**PROMPT:** Write out the listing exactly as it is given.

**Figure record listings:**
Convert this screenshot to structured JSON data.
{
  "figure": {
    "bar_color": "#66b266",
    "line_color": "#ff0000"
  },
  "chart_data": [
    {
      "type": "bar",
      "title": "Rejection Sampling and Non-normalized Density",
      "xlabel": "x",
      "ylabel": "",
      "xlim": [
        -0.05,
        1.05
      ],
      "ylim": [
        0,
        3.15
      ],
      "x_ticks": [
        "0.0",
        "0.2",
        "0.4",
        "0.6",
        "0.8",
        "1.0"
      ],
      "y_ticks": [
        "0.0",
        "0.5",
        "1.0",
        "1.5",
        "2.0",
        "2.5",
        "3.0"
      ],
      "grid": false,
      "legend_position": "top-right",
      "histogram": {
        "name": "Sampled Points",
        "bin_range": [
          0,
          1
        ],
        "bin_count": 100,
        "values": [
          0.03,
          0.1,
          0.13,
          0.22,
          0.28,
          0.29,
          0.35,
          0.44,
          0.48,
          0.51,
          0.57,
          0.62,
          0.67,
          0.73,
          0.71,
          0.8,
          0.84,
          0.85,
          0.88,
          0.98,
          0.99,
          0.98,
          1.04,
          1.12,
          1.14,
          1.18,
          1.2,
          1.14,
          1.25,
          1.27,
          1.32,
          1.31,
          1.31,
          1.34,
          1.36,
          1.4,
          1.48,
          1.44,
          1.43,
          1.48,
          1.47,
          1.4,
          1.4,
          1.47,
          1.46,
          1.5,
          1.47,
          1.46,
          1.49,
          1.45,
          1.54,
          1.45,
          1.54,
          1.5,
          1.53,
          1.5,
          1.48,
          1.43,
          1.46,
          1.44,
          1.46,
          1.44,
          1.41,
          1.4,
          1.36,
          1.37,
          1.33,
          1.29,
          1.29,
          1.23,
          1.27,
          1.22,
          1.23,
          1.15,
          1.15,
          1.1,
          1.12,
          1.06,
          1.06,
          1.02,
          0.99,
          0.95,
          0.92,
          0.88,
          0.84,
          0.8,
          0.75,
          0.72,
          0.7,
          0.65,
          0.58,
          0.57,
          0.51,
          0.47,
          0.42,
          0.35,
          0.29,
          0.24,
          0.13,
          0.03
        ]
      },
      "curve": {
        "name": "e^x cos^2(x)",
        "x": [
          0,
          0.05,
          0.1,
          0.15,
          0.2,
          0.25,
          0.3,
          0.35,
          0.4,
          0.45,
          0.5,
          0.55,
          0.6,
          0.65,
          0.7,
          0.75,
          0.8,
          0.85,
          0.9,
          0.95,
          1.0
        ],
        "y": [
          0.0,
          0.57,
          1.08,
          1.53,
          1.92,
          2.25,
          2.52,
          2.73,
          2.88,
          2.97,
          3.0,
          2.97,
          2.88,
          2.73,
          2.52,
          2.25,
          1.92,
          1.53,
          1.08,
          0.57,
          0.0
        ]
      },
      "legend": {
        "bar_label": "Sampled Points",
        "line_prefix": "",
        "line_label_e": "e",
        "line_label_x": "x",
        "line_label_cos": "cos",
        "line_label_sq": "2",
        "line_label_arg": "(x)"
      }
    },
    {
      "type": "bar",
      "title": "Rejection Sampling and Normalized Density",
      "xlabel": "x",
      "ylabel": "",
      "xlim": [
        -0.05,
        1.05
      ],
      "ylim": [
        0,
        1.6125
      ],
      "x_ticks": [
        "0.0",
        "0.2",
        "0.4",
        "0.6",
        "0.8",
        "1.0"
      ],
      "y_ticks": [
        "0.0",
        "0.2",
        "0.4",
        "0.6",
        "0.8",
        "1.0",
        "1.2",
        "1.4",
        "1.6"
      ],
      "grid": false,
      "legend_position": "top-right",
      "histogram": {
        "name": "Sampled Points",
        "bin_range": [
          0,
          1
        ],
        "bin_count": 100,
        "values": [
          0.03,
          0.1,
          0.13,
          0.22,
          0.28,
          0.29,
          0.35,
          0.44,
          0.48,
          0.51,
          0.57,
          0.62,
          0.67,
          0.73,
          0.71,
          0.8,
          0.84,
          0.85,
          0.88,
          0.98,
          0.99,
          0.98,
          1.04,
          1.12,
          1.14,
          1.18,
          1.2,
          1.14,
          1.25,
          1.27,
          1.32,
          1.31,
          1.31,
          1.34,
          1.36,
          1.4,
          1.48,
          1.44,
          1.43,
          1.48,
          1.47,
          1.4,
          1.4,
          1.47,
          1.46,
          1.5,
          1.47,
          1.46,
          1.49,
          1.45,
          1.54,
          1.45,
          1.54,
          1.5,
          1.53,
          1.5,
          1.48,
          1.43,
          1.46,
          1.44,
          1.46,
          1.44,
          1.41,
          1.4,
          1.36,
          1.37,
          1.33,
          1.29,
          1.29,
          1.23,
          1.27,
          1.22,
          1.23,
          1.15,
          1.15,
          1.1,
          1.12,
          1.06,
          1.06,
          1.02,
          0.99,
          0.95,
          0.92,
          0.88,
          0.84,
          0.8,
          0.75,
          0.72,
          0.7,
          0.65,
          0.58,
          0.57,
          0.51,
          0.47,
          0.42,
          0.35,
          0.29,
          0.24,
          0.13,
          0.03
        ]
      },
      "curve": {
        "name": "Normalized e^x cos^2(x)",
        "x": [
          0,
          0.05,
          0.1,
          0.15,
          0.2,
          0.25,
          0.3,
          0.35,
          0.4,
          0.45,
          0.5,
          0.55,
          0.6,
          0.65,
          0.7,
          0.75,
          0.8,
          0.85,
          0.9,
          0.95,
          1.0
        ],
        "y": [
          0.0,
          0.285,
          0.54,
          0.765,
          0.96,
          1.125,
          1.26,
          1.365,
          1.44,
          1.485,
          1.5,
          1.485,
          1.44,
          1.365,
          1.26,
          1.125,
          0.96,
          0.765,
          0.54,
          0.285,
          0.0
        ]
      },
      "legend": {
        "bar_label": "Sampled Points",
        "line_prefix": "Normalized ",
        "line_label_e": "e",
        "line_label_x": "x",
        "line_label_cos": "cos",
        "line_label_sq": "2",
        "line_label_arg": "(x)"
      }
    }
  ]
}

**ANSWER TO THE EXERCISE:**
Convert this screenshot to structured JSON data.
{
  "figure": {
    "bar_color": "#66b266",
    "line_color": "#ff0000"
  },
  "chart_data": [
    {
      "type": "bar",
      "title": "Rejection Sampling and Non-normalized Density",
      "xlabel": "x",
      "ylabel": "",
      "xlim": [
        -0.05,
        1.05
      ],
      "ylim": [
        0,
        3.15
      ],
      "x_ticks": [
        "0.0",
        "0.2",
        "0.4",
        "0.6",
        "0.8",
        "1.0"
      ],
      "y_ticks": [
        "0.0",
        "0.5",
        "1.0",
        "1.5",
        "2.0",
        "2.5",
        "3.0"
      ],
      "grid": false,
      "legend_position": "top-right",
      "histogram": {
        "name": "Sampled Points",
        "bin_range": [
          0,
          1
        ],
        "bin_count": 100,
        "values": [
          0.03,
          0.1,
          0.13,
          0.22,
          0.28,
          0.29,
          0.35,
          0.44,
          0.48,
          0.51,
          0.57,
          0.62,
          0.67,
          0.73,
          0.71,
          0.8,
          0.84,
          0.85,
          0.88,
          0.98,
          0.99,
          0.98,
          1.04,
          1.12,
          1.14,
          1.18,
          1.2,
          1.14,
          1.25,
          1.27,
          1.32,
          1.31,
          1.31,
          1.34,
          1.36,
          1.4,
          1.48,
          1.44,
          1.43,
          1.48,
          1.47,
          1.4,
          1.4,
          1.47,
          1.46,
          1.5,
          1.47,
          1.46,
          1.49,
          1.45,
          1.54,
          1.45,
          1.54,
          1.5,
          1.53,
          1.5,
          1.48,
          1.43,
          1.46,
          1.44,
          1.46,
          1.44,
          1.41,
          1.4,
          1.36,
          1.37,
          1.33,
          1.29,
          1.29,
          1.23,
          1.27,
          1.22,
          1.23,
          1.15,
          1.15,
          1.1,
          1.12,
          1.06,
          1.06,
          1.02,
          0.99,
          0.95,
          0.92,
          0.88,
          0.84,
          0.8,
          0.75,
          0.72,
          0.7,
          0.65,
          0.58,
          0.57,
          0.51,
          0.47,
          0.42,
          0.35,
          0.29,
          0.24,
          0.13,
          0.03
        ]
      },
      "curve": {
        "name": "e^x cos^2(x)",
        "x": [
          0,
          0.05,
          0.1,
          0.15,
          0.2,
          0.25,
          0.3,
          0.35,
          0.4,
          0.45,
          0.5,
          0.55,
          0.6,
          0.65,
          0.7,
          0.75,
          0.8,
          0.85,
          0.9,
          0.95,
          1.0
        ],
        "y": [
          0.0,
          0.57,
          1.08,
          1.53,
          1.92,
          2.25,
          2.52,
          2.73,
          2.88,
          2.97,
          3.0,
          2.97,
          2.88,
          2.73,
          2.52,
          2.25,
          1.92,
          1.53,
          1.08,
          0.57,
          0.0
        ]
      },
      "legend": {
        "bar_label": "Sampled Points",
        "line_prefix": "",
        "line_label_e": "e",
        "line_label_x": "x",
        "line_label_cos": "cos",
        "line_label_sq": "2",
        "line_label_arg": "(x)"
      }
    },
    {
      "type": "bar",
      "title": "Rejection Sampling and Normalized Density",
      "xlabel": "x",
      "ylabel": "",
      "xlim": [
        -0.05,
        1.05
      ],
      "ylim": [
        0,
        1.6125
      ],
      "x_ticks": [
        "0.0",
        "0.2",
        "0.4",
        "0.6",
        "0.8",
        "1.0"
      ],
      "y_ticks": [
        "0.0",
        "0.2",
        "0.4",
        "0.6",
        "0.8",
        "1.0",
        "1.2",
        "1.4",
        "1.6"
      ],
      "grid": false,
      "legend_position": "top-right",
      "histogram": {
        "name": "Sampled Points",
        "bin_range": [
          0,
          1
        ],
        "bin_count": 100,
        "values": [
          0.03,
          0.1,
          0.13,
          0.22,
          0.28,
          0.29,
          0.35,
          0.44,
          0.48,
          0.51,
          0.57,
          0.62,
          0.67,
          0.73,
          0.71,
          0.8,
          0.84,
          0.85,
          0.88,
          0.98,
          0.99,
          0.98,
          1.04,
          1.12,
          1.14,
          1.18,
          1.2,
          1.14,
          1.25,
          1.27,
          1.32,
          1.31,
          1.31,
          1.34,
          1.36,
          1.4,
          1.48,
          1.44,
          1.43,
          1.48,
          1.47,
          1.4,
          1.4,
          1.47,
          1.46,
          1.5,
          1.47,
          1.46,
          1.49,
          1.45,
          1.54,
          1.45,
          1.54,
          1.5,
          1.53,
          1.5,
          1.48,
          1.43,
          1.46,
          1.44,
          1.46,
          1.44,
          1.41,
          1.4,
          1.36,
          1.37,
          1.33,
          1.29,
          1.29,
          1.23,
          1.27,
          1.22,
          1.23,
          1.15,
          1.15,
          1.1,
          1.12,
          1.06,
          1.06,
          1.02,
          0.99,
          0.95,
          0.92,
          0.88,
          0.84,
          0.8,
          0.75,
          0.72,
          0.7,
          0.65,
          0.58,
          0.57,
          0.51,
          0.47,
          0.42,
          0.35,
          0.29,
          0.24,
          0.13,
          0.03
        ]
      },
      "curve": {
        "name": "Normalized e^x cos^2(x)",
        "x": [
          0,
          0.05,
          0.1,
          0.15,
          0.2,
          0.25,
          0.3,
          0.35,
          0.4,
          0.45,
          0.5,
          0.55,
          0.6,
          0.65,
          0.7,
          0.75,
          0.8,
          0.85,
          0.9,
          0.95,
          1.0
        ],
        "y": [
          0.0,
          0.285,
          0.54,
          0.765,
          0.96,
          1.125,
          1.26,
          1.365,
          1.44,
          1.485,
          1.5,
          1.485,
          1.44,
          1.365,
          1.26,
          1.125,
          0.96,
          0.765,
          0.54,
          0.285,
          0.0
        ]
      },
      "legend": {
        "bar_label": "Sampled Points",
        "line_prefix": "Normalized ",
        "line_label_e": "e",
        "line_label_x": "x",
        "line_label_cos": "cos",
        "line_label_sq": "2",
        "line_label_arg": "(x)"
      }
    }
  ]
}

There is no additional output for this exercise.